### [Data]
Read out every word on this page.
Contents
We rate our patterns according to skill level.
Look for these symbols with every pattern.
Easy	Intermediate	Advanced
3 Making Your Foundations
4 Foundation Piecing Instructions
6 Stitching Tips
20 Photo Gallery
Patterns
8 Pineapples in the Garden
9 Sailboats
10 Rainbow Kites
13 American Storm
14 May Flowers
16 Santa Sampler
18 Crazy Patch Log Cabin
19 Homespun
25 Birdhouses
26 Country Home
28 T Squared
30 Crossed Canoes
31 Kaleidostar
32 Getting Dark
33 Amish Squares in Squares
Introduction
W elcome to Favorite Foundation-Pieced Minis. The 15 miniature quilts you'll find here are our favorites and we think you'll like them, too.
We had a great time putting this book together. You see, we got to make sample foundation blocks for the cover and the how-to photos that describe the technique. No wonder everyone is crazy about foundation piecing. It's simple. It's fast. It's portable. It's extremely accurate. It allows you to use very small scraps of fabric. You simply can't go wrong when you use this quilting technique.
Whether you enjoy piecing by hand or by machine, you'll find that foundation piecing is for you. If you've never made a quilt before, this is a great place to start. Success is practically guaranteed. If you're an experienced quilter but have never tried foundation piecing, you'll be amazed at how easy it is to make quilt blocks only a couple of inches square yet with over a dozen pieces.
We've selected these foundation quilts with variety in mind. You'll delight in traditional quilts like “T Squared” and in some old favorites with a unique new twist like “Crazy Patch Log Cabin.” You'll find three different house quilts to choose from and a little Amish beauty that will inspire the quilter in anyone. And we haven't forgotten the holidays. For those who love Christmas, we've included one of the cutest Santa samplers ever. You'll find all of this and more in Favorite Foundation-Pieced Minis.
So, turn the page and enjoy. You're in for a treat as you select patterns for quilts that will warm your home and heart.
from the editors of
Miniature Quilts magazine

...

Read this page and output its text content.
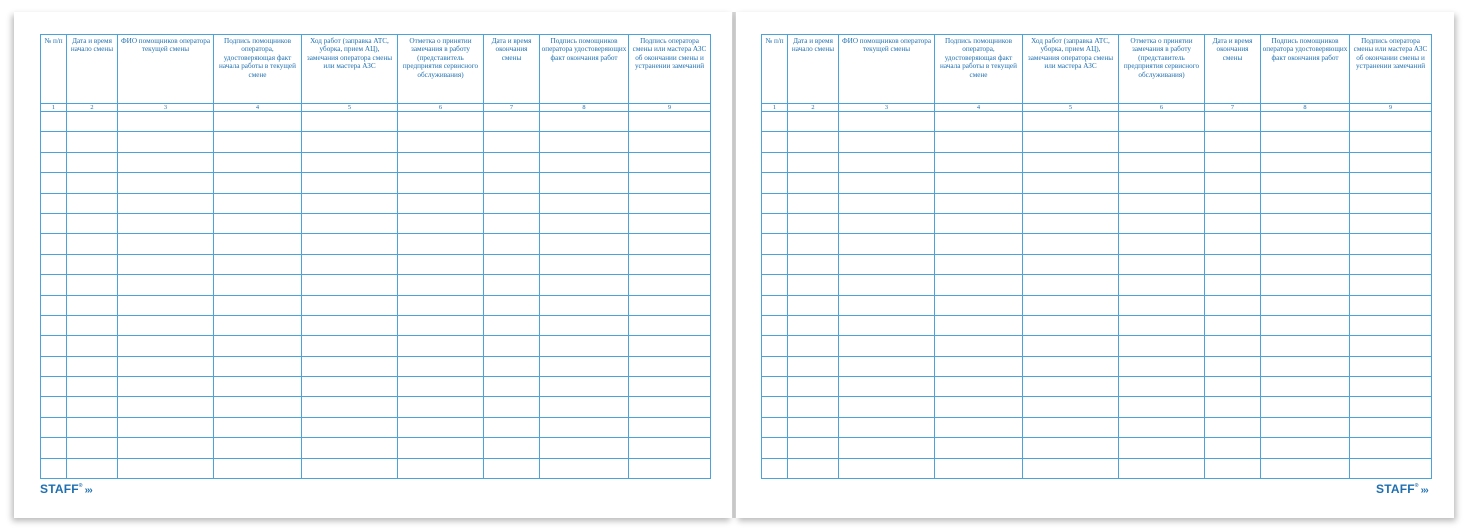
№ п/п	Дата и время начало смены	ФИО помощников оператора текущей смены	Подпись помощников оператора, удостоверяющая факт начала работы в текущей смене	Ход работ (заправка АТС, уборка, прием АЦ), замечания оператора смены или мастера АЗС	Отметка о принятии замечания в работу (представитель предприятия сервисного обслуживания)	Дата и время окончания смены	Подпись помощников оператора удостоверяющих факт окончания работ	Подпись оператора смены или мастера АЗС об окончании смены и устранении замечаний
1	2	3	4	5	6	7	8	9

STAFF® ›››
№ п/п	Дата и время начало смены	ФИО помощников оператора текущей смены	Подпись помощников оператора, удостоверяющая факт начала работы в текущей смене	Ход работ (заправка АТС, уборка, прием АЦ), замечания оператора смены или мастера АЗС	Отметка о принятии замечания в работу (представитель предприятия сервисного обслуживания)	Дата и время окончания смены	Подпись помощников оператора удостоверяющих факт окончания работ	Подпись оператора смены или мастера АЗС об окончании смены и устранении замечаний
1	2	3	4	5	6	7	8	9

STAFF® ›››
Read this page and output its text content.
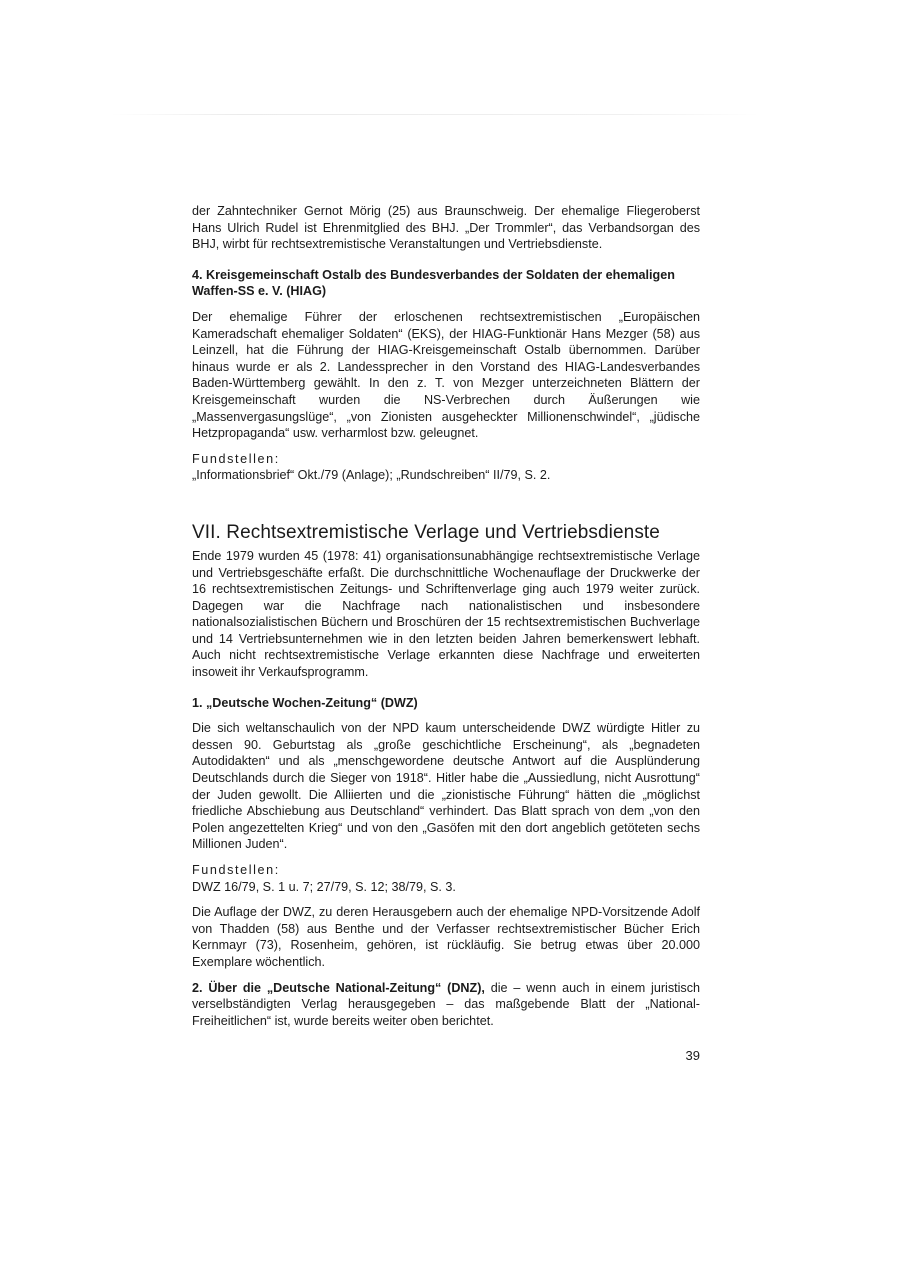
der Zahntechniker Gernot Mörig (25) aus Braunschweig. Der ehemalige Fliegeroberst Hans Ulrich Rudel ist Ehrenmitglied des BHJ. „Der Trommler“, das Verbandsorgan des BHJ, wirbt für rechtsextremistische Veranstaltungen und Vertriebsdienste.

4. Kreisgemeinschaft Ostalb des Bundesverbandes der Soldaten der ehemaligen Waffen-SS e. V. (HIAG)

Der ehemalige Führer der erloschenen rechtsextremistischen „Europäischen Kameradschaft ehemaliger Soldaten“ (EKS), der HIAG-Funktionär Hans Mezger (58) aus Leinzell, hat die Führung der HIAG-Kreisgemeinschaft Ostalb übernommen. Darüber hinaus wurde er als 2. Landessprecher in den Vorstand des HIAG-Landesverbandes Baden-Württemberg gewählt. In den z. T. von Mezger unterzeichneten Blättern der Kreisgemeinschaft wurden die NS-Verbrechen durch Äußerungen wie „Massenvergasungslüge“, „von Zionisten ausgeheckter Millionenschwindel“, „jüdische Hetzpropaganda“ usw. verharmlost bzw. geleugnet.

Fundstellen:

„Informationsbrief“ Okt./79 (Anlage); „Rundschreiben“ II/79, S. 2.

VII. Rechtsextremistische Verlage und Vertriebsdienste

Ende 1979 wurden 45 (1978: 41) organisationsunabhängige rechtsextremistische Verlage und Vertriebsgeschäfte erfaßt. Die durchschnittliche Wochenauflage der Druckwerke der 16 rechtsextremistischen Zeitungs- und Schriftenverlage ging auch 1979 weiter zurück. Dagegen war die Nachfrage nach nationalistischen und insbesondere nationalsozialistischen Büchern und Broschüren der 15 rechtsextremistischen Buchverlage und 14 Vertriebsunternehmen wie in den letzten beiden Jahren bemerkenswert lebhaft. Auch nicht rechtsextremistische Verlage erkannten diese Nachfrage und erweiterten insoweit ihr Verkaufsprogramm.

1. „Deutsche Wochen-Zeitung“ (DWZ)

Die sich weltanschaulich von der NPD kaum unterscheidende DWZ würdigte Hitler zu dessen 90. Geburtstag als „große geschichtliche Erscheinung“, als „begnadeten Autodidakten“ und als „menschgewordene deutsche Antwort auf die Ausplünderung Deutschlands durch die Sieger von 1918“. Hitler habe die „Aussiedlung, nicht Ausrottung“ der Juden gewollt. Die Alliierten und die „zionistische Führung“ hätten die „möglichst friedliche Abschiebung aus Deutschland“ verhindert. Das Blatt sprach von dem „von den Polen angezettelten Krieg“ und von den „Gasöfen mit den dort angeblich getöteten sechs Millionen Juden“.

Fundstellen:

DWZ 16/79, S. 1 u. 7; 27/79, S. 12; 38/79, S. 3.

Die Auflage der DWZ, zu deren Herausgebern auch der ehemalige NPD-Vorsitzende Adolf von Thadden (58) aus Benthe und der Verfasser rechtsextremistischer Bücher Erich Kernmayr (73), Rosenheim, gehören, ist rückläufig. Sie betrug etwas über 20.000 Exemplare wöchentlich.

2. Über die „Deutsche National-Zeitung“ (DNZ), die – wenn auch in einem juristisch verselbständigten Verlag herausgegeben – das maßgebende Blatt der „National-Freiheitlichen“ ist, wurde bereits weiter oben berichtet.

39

...

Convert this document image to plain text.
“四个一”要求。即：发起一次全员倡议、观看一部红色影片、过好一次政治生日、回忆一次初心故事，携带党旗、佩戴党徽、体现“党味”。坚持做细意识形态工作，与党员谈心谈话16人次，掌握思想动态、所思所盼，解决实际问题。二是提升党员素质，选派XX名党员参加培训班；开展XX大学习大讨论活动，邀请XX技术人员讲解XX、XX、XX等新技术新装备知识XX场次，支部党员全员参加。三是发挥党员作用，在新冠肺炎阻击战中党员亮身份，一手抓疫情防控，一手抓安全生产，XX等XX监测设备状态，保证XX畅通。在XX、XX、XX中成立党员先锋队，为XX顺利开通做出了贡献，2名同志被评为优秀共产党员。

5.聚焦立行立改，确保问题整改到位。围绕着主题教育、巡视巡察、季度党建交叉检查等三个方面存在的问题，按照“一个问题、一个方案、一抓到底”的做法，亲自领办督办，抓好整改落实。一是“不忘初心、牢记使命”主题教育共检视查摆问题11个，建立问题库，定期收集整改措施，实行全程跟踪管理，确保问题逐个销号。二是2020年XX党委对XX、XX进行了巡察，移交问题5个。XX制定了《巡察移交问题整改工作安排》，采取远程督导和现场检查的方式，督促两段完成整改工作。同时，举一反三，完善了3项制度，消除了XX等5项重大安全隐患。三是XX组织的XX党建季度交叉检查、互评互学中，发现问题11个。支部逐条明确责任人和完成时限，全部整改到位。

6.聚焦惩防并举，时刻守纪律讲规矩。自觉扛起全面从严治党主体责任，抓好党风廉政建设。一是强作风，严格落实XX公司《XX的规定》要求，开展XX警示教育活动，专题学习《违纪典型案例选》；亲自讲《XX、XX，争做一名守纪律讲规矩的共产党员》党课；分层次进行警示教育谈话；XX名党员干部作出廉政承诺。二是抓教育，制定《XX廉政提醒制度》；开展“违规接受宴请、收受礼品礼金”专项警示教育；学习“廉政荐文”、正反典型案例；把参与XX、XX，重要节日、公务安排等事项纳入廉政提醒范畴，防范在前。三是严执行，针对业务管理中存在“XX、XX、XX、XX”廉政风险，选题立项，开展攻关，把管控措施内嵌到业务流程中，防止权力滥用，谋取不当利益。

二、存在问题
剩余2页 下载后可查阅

### [Your objective]
Pick each line holding the word "Vertriebsdienste" out of the listing.

### [Final result]
der Zahntechniker Gernot Mörig (25) aus Braunschweig. Der ehemalige Fliegeroberst Hans Ulrich Rudel ist Ehrenmitglied des BHJ. „Der Trommler“, das Verbandsorgan des BHJ, wirbt für rechtsextremistische Veranstaltungen und Vertriebsdienste.
VII. Rechtsextremistische Verlage und Vertriebsdienste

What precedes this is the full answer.